• REQUIREMENTS: Report every line below that holds the word "chevron".
* * * *
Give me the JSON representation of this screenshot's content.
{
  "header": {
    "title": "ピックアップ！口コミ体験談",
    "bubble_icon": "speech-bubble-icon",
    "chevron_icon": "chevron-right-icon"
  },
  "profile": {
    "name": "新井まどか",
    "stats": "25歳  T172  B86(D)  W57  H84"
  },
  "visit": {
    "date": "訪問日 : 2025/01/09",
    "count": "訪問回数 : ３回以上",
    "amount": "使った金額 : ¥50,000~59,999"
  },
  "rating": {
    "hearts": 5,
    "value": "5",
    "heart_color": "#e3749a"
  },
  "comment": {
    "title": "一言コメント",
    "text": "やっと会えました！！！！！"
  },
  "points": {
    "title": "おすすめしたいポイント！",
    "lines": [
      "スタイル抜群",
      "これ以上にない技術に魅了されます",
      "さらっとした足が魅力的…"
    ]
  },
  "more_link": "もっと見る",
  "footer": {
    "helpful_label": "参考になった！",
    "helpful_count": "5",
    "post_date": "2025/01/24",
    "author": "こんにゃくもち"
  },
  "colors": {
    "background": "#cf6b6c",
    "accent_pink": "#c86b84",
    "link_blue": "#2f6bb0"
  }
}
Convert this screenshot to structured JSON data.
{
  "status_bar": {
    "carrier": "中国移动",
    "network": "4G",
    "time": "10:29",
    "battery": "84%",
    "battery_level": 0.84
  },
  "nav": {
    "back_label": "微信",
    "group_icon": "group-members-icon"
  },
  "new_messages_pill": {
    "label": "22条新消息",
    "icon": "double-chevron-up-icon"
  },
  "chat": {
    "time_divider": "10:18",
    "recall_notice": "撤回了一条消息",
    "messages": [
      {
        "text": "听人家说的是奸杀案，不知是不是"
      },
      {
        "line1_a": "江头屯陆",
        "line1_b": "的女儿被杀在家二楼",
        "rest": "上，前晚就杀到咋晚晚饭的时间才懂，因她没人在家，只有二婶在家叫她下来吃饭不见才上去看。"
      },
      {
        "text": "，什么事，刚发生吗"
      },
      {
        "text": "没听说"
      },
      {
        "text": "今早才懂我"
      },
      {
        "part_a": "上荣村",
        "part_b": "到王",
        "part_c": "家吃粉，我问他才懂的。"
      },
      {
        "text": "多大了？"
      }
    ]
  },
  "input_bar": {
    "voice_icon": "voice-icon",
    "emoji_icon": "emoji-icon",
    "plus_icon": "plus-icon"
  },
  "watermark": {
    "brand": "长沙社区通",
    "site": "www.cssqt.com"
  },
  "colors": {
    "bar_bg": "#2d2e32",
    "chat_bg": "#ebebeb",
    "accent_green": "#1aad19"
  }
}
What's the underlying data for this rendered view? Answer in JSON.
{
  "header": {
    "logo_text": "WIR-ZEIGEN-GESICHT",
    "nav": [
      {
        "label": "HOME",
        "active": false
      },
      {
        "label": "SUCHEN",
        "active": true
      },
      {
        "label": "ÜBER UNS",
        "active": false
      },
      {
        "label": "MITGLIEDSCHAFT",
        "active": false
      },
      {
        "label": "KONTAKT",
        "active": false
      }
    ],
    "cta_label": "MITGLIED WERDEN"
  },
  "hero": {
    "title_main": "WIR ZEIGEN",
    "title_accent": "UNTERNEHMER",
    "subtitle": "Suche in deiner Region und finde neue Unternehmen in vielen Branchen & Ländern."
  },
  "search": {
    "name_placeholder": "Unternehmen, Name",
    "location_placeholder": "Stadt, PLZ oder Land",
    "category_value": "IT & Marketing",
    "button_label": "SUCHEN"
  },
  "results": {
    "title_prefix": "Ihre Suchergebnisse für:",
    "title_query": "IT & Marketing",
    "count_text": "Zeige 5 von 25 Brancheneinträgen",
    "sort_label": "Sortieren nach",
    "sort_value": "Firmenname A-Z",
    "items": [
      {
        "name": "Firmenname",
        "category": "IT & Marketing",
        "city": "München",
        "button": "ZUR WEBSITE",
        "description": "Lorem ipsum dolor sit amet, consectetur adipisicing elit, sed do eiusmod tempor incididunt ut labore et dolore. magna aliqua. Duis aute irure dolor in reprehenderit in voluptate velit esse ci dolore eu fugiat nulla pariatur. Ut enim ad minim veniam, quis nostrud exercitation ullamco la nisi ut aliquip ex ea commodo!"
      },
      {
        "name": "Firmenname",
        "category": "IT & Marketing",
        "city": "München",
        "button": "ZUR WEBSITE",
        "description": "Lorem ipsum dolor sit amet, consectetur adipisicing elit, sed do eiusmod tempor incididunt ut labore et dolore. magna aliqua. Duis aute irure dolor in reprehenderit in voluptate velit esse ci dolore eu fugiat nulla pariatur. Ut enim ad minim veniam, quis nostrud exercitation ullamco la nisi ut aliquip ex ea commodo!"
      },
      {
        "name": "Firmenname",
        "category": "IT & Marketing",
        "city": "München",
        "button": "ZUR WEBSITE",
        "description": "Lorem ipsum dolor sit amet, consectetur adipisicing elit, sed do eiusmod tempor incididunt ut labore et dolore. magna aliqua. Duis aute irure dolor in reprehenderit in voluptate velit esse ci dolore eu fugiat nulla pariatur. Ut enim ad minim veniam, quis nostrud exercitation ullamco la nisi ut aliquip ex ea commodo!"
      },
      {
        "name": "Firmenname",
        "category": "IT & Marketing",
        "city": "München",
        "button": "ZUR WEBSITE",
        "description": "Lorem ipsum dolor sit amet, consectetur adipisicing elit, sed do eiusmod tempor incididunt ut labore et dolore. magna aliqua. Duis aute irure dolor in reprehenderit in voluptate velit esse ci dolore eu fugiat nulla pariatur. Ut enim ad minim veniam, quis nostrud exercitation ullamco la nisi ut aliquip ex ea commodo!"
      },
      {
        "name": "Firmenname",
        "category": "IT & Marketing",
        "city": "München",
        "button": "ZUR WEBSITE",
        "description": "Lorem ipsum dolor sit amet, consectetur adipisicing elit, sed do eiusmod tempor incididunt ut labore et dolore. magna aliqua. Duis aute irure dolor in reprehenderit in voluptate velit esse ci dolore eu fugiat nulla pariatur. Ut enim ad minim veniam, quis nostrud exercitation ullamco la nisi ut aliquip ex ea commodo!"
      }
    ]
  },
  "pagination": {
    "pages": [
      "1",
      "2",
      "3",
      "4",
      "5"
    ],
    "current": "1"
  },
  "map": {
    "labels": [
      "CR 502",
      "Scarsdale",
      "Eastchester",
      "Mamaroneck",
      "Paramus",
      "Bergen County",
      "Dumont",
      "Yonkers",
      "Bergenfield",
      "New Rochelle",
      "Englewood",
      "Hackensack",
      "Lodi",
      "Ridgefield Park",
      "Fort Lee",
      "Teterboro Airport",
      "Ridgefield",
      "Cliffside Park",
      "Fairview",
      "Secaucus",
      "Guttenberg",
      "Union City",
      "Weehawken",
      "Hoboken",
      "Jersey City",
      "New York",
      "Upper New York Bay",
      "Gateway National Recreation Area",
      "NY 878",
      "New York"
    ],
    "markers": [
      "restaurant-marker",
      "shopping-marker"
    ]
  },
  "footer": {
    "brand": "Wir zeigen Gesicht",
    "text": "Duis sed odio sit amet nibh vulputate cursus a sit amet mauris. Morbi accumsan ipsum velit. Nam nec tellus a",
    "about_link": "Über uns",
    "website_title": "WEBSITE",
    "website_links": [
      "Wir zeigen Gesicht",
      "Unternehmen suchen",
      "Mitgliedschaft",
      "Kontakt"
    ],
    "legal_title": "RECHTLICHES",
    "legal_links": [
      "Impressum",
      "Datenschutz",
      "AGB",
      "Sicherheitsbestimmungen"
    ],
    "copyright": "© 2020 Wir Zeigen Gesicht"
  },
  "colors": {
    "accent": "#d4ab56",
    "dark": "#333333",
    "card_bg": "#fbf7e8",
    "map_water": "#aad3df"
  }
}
* * * *
• SOLVED EXERCISE:
    "chevron_icon": "chevron-right-icon"
    "icon": "double-chevron-up-icon"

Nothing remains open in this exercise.